WHAT TO PRODUCE = Identify all lines of the data containing the string "this" and copy them.

==== ENTRIES PROVIDED ====

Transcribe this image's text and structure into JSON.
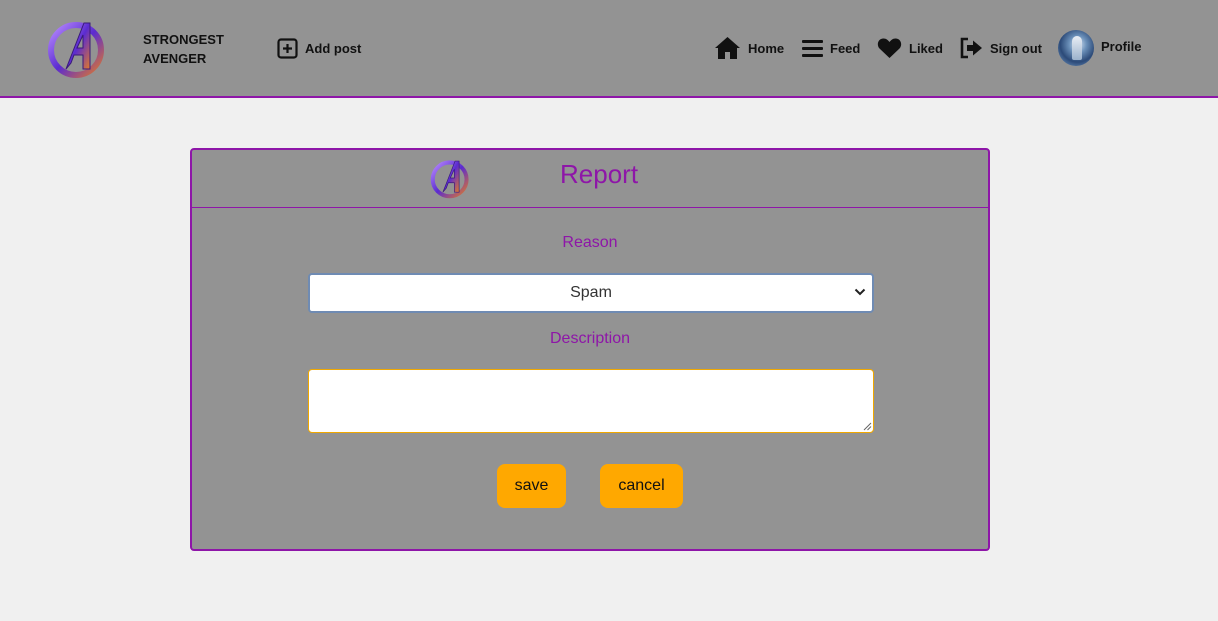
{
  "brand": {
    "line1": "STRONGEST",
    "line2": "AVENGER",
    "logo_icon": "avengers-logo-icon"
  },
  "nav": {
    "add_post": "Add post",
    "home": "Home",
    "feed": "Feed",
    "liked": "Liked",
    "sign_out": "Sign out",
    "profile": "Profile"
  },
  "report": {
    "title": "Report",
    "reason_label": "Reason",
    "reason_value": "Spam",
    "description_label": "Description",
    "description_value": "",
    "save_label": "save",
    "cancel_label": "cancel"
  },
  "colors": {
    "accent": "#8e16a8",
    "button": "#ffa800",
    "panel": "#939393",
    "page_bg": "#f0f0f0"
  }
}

====
==== ENTRIES PROVIDED ====

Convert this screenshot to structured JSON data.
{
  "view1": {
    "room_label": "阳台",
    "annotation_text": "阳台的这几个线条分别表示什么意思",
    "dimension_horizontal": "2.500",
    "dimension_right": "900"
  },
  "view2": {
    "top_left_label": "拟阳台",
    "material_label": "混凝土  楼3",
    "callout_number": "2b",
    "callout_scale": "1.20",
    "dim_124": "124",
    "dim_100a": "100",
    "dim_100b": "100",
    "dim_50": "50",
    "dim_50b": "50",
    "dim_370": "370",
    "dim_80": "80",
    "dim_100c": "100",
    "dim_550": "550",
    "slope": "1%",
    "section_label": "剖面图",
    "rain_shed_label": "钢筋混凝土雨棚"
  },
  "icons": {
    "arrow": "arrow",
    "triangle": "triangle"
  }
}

====

OUTPUT =
Transcribe this image's text and structure into JSON.
Convert this screenshot to structured JSON data.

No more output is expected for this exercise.